◆ Problem requirements
Exclude the pictures; give every entry again exactly as written.

◆ Input for this task

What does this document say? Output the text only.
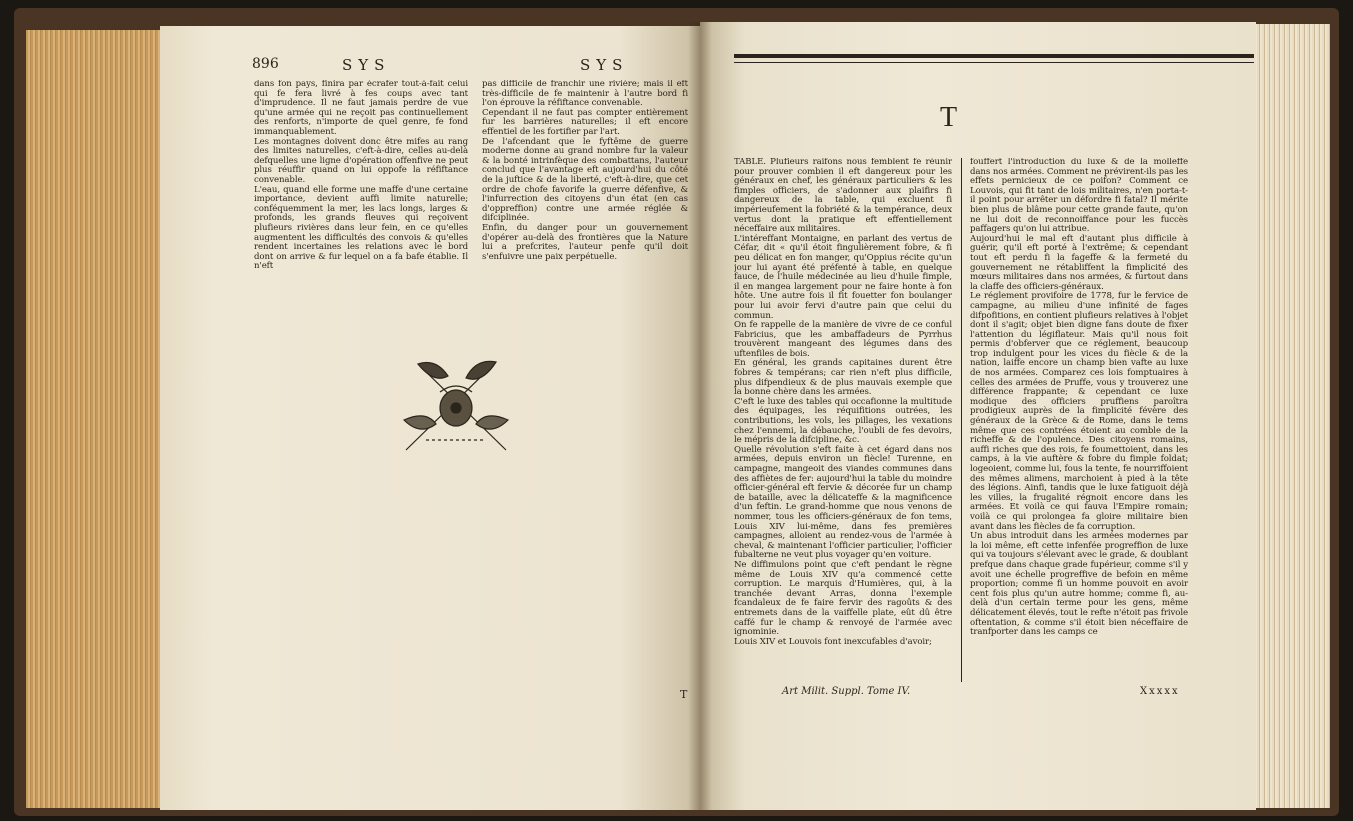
896	SYS	SYS
dans fon pays, finira par écrafer tout-à-fait celui qui fe fera livré à fes coups avec tant d'imprudence. Il ne faut jamais perdre de vue qu'une armée qui ne reçoit pas continuellement des renforts, n'importe de quel genre, fe fond immanquablement.
Les montagnes doivent donc être mifes au rang des limites naturelles, c'eft-à-dire, celles au-delà defquelles une ligne d'opération offenfive ne peut plus réuffir quand on lui oppofe la réfiftance convenable.
L'eau, quand elle forme une maffe d'une certaine importance, devient auffi limite naturelle; conféquemment la mer, les lacs longs, larges & profonds, les grands fleuves qui reçoivent plufieurs rivières dans leur fein, en ce qu'elles augmentent les difficultés des convois & qu'elles rendent incertaines les relations avec le bord dont on arrive & fur lequel on a fa bafe établie. Il n'eft
pas difficile de franchir une rivière; mais il eft très-difficile de fe maintenir à l'autre bord fi l'on éprouve la réfiftance convenable.
Cependant il ne faut pas compter entièrement fur les barrières naturelles; il eft encore effentiel de les fortifier par l'art.
De l'afcendant que le fyftême de guerre moderne donne au grand nombre fur la valeur & la bonté intrinfèque des combattans, l'auteur conclud que l'avantage eft aujourd'hui du côté de la juftice & de la liberté, c'eft-à-dire, que cet ordre de chofe favorife la guerre défenfive, & l'infurrection des citoyens d'un état (en cas d'oppreffion) contre une armée réglée & difciplinée.
Enfin, du danger pour un gouvernement d'opérer au-delà des frontières que la Nature lui a prefcrites, l'auteur penfe qu'il doit s'enfuivre une paix perpétuelle.
T
T
TABLE. Plufieurs raifons nous femblent fe réunir pour prouver combien il eft dangereux pour les généraux en chef, les généraux particuliers & les fimples officiers, de s'adonner aux plaifirs fi dangereux de la table, qui excluent fi impérieufement la fobriété & la tempérance, deux vertus dont la pratique eft effentiellement néceffaire aux militaires.
L'intéreffant Montaigne, en parlant des vertus de Céfar, dit « qu'il étoit fingulièrement fobre, & fi peu délicat en fon manger, qu'Oppius récite qu'un jour lui ayant été préfenté à table, en quelque fauce, de l'huile médecinée au lieu d'huile fimple, il en mangea largement pour ne faire honte à fon hôte. Une autre fois il fit fouetter fon boulanger pour lui avoir fervi d'autre pain que celui du commun.
On fe rappelle de la manière de vivre de ce conful Fabricius, que les ambaffadeurs de Pyrrhus trouvèrent mangeant des légumes dans des uftenfiles de bois.
En général, les grands capitaines durent être fobres & tempérans; car rien n'eft plus difficile, plus difpendieux & de plus mauvais exemple que la bonne chère dans les armées.
C'eft le luxe des tables qui occafionne la multitude des équipages, les réquifitions outrées, les contributions, les vols, les pillages, les vexations chez l'ennemi, la débauche, l'oubli de fes devoirs, le mépris de la difcipline, &c.
Quelle révolution s'eft faite à cet égard dans nos armées, depuis environ un fiècle! Turenne, en campagne, mangeoit des viandes communes dans des affiètes de fer: aujourd'hui la table du moindre officier-général eft fervie & décorée fur un champ de bataille, avec la délicateffe & la magnificence d'un feftin. Le grand-homme que nous venons de nommer, tous les officiers-généraux de fon tems, Louis XIV lui-même, dans fes premières campagnes, alloient au rendez-vous de l'armée à cheval, & maintenant l'officier particulier, l'officier fubalterne ne veut plus voyager qu'en voiture.
Ne diffimulons point que c'eft pendant le règne même de Louis XIV qu'a commencé cette corruption. Le marquis d'Humières, qui, à la tranchée devant Arras, donna l'exemple fcandaleux de fe faire fervir des ragoûts & des entremets dans de la vaiffelle plate, eût dû être caffé fur le champ & renvoyé de l'armée avec ignominie.
Louis XIV et Louvois font inexcufables d'avoir;
fouffert l'introduction du luxe & de la molleffe dans nos armées. Comment ne prévirent-ils pas les effets pernicieux de ce poifon? Comment ce Louvois, qui fit tant de lois militaires, n'en porta-t-il point pour arrêter un défordre fi fatal? Il mérite bien plus de blâme pour cette grande faute, qu'on ne lui doit de reconnoiffance pour les fuccès paffagers qu'on lui attribue.
Aujourd'hui le mal eft d'autant plus difficile à guérir, qu'il eft porté à l'extrême; & cependant tout eft perdu fi la fageffe & la fermeté du gouvernement ne rétabliffent la fimplicité des mœurs militaires dans nos armées, & furtout dans la claffe des officiers-généraux.
Le réglement provifoire de 1778, fur le fervice de campagne, au milieu d'une infinité de fages difpofitions, en contient plufieurs relatives à l'objet dont il s'agit; objet bien digne fans doute de fixer l'attention du légiflateur. Mais qu'il nous foit permis d'obferver que ce réglement, beaucoup trop indulgent pour les vices du fiècle & de la nation, laiffe encore un champ bien vafte au luxe de nos armées. Comparez ces lois fomptuaires à celles des armées de Pruffe, vous y trouverez une différence frappante; & cependant ce luxe modique des officiers pruffiens paroîtra prodigieux auprès de la fimplicité févère des généraux de la Grèce & de Rome, dans le tems même que ces contrées étoient au comble de la richeffe & de l'opulence. Des citoyens romains, auffi riches que des rois, fe foumettoient, dans les camps, à la vie auftère & fobre du fimple foldat; logeoient, comme lui, fous la tente, fe nourriffoient des mêmes alimens, marchoient à pied à la tête des légions. Ainfi, tandis que le luxe fatiguoit déjà les villes, la frugalité régnoit encore dans les armées. Et voilà ce qui fauva l'Empire romain; voilà ce qui prolongea fa gloire militaire bien avant dans les fiècles de fa corruption.
Un abus introduit dans les armées modernes par la loi même, eft cette infenfée progreffion de luxe qui va toujours s'élevant avec le grade, & doublant prefque dans chaque grade fupérieur, comme s'il y avoit une échelle progreffive de befoin en même proportion; comme fi un homme pouvoit en avoir cent fois plus qu'un autre homme; comme fi, au-delà d'un certain terme pour les gens, même délicatement élevés, tout le refte n'étoit pas frivole oftentation, & comme s'il étoit bien néceffaire de tranfporter dans les camps ce
Art Milit. Suppl. Tome IV.	Xxxxx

◆ Task result
What does this document say? Output the text only.
896	SYS	SYS
dans fon pays, finira par écrafer tout-à-fait celui qui fe fera livré à fes coups avec tant d'imprudence. Il ne faut jamais perdre de vue qu'une armée qui ne reçoit pas continuellement des renforts, n'importe de quel genre, fe fond immanquablement.
Les montagnes doivent donc être mifes au rang des limites naturelles, c'eft-à-dire, celles au-delà defquelles une ligne d'opération offenfive ne peut plus réuffir quand on lui oppofe la réfiftance convenable.
L'eau, quand elle forme une maffe d'une certaine importance, devient auffi limite naturelle; conféquemment la mer, les lacs longs, larges & profonds, les grands fleuves qui reçoivent plufieurs rivières dans leur fein, en ce qu'elles augmentent les difficultés des convois & qu'elles rendent incertaines les relations avec le bord dont on arrive & fur lequel on a fa bafe établie. Il n'eft
pas difficile de franchir une rivière; mais il eft très-difficile de fe maintenir à l'autre bord fi l'on éprouve la réfiftance convenable.
Cependant il ne faut pas compter entièrement fur les barrières naturelles; il eft encore effentiel de les fortifier par l'art.
De l'afcendant que le fyftême de guerre moderne donne au grand nombre fur la valeur & la bonté intrinfèque des combattans, l'auteur conclud que l'avantage eft aujourd'hui du côté de la juftice & de la liberté, c'eft-à-dire, que cet ordre de chofe favorife la guerre défenfive, & l'infurrection des citoyens d'un état (en cas d'oppreffion) contre une armée réglée & difciplinée.
Enfin, du danger pour un gouvernement d'opérer au-delà des frontières que la Nature lui a prefcrites, l'auteur penfe qu'il doit s'enfuivre une paix perpétuelle.
T
T
TABLE. Plufieurs raifons nous femblent fe réunir pour prouver combien il eft dangereux pour les généraux en chef, les généraux particuliers & les fimples officiers, de s'adonner aux plaifirs fi dangereux de la table, qui excluent fi impérieufement la fobriété & la tempérance, deux vertus dont la pratique eft effentiellement néceffaire aux militaires.
L'intéreffant Montaigne, en parlant des vertus de Céfar, dit « qu'il étoit fingulièrement fobre, & fi peu délicat en fon manger, qu'Oppius récite qu'un jour lui ayant été préfenté à table, en quelque fauce, de l'huile médecinée au lieu d'huile fimple, il en mangea largement pour ne faire honte à fon hôte. Une autre fois il fit fouetter fon boulanger pour lui avoir fervi d'autre pain que celui du commun.
On fe rappelle de la manière de vivre de ce conful Fabricius, que les ambaffadeurs de Pyrrhus trouvèrent mangeant des légumes dans des uftenfiles de bois.
En général, les grands capitaines durent être fobres & tempérans; car rien n'eft plus difficile, plus difpendieux & de plus mauvais exemple que la bonne chère dans les armées.
C'eft le luxe des tables qui occafionne la multitude des équipages, les réquifitions outrées, les contributions, les vols, les pillages, les vexations chez l'ennemi, la débauche, l'oubli de fes devoirs, le mépris de la difcipline, &c.
Quelle révolution s'eft faite à cet égard dans nos armées, depuis environ un fiècle! Turenne, en campagne, mangeoit des viandes communes dans des affiètes de fer: aujourd'hui la table du moindre officier-général eft fervie & décorée fur un champ de bataille, avec la délicateffe & la magnificence d'un feftin. Le grand-homme que nous venons de nommer, tous les officiers-généraux de fon tems, Louis XIV lui-même, dans fes premières campagnes, alloient au rendez-vous de l'armée à cheval, & maintenant l'officier particulier, l'officier fubalterne ne veut plus voyager qu'en voiture.
Ne diffimulons point que c'eft pendant le règne même de Louis XIV qu'a commencé cette corruption. Le marquis d'Humières, qui, à la tranchée devant Arras, donna l'exemple fcandaleux de fe faire fervir des ragoûts & des entremets dans de la vaiffelle plate, eût dû être caffé fur le champ & renvoyé de l'armée avec ignominie.
Louis XIV et Louvois font inexcufables d'avoir;
fouffert l'introduction du luxe & de la molleffe dans nos armées. Comment ne prévirent-ils pas les effets pernicieux de ce poifon? Comment ce Louvois, qui fit tant de lois militaires, n'en porta-t-il point pour arrêter un défordre fi fatal? Il mérite bien plus de blâme pour cette grande faute, qu'on ne lui doit de reconnoiffance pour les fuccès paffagers qu'on lui attribue.
Aujourd'hui le mal eft d'autant plus difficile à guérir, qu'il eft porté à l'extrême; & cependant tout eft perdu fi la fageffe & la fermeté du gouvernement ne rétabliffent la fimplicité des mœurs militaires dans nos armées, & furtout dans la claffe des officiers-généraux.
Le réglement provifoire de 1778, fur le fervice de campagne, au milieu d'une infinité de fages difpofitions, en contient plufieurs relatives à l'objet dont il s'agit; objet bien digne fans doute de fixer l'attention du légiflateur. Mais qu'il nous foit permis d'obferver que ce réglement, beaucoup trop indulgent pour les vices du fiècle & de la nation, laiffe encore un champ bien vafte au luxe de nos armées. Comparez ces lois fomptuaires à celles des armées de Pruffe, vous y trouverez une différence frappante; & cependant ce luxe modique des officiers pruffiens paroîtra prodigieux auprès de la fimplicité févère des généraux de la Grèce & de Rome, dans le tems même que ces contrées étoient au comble de la richeffe & de l'opulence. Des citoyens romains, auffi riches que des rois, fe foumettoient, dans les camps, à la vie auftère & fobre du fimple foldat; logeoient, comme lui, fous la tente, fe nourriffoient des mêmes alimens, marchoient à pied à la tête des légions. Ainfi, tandis que le luxe fatiguoit déjà les villes, la frugalité régnoit encore dans les armées. Et voilà ce qui fauva l'Empire romain; voilà ce qui prolongea fa gloire militaire bien avant dans les fiècles de fa corruption.
Un abus introduit dans les armées modernes par la loi même, eft cette infenfée progreffion de luxe qui va toujours s'élevant avec le grade, & doublant prefque dans chaque grade fupérieur, comme s'il y avoit une échelle progreffive de befoin en même proportion; comme fi un homme pouvoit en avoir cent fois plus qu'un autre homme; comme fi, au-delà d'un certain terme pour les gens, même délicatement élevés, tout le refte n'étoit pas frivole oftentation, & comme s'il étoit bien néceffaire de tranfporter dans les camps ce
Art Milit. Suppl. Tome IV.	Xxxxx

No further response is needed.